Dataset items
········
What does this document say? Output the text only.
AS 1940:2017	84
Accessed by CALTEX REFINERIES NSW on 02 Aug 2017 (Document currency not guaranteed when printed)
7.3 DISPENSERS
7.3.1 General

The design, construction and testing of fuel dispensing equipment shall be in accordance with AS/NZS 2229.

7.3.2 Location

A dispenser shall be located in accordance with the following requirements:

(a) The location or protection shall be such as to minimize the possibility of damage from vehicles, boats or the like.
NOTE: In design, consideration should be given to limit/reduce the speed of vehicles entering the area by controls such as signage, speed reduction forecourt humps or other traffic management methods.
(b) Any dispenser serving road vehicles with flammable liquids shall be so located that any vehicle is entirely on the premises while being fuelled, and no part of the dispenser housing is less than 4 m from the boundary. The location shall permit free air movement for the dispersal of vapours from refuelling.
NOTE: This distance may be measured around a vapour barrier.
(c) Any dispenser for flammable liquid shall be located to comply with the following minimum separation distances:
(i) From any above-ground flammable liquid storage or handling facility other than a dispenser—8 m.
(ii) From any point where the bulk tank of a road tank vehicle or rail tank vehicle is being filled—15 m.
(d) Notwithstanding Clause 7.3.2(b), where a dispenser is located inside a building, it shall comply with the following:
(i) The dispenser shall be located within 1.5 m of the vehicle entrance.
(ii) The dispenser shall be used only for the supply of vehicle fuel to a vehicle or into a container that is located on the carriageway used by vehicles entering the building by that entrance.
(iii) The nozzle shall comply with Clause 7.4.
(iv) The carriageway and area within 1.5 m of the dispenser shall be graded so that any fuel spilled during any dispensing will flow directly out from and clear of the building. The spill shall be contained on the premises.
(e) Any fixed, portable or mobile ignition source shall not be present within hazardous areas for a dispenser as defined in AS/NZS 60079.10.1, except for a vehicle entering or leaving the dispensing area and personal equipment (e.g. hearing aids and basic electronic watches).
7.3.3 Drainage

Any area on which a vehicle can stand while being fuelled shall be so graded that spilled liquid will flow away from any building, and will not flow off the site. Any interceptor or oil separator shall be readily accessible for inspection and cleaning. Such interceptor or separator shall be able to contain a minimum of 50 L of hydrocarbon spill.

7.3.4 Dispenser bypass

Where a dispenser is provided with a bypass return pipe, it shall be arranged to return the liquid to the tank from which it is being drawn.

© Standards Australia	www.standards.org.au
········
> **TASK**
List all lines holding the string "accordance".

> **ANSWER TO THE EXERCISE**
The design, construction and testing of fuel dispensing equipment shall be in accordance with AS/NZS 2229.
A dispenser shall be located in accordance with the following requirements:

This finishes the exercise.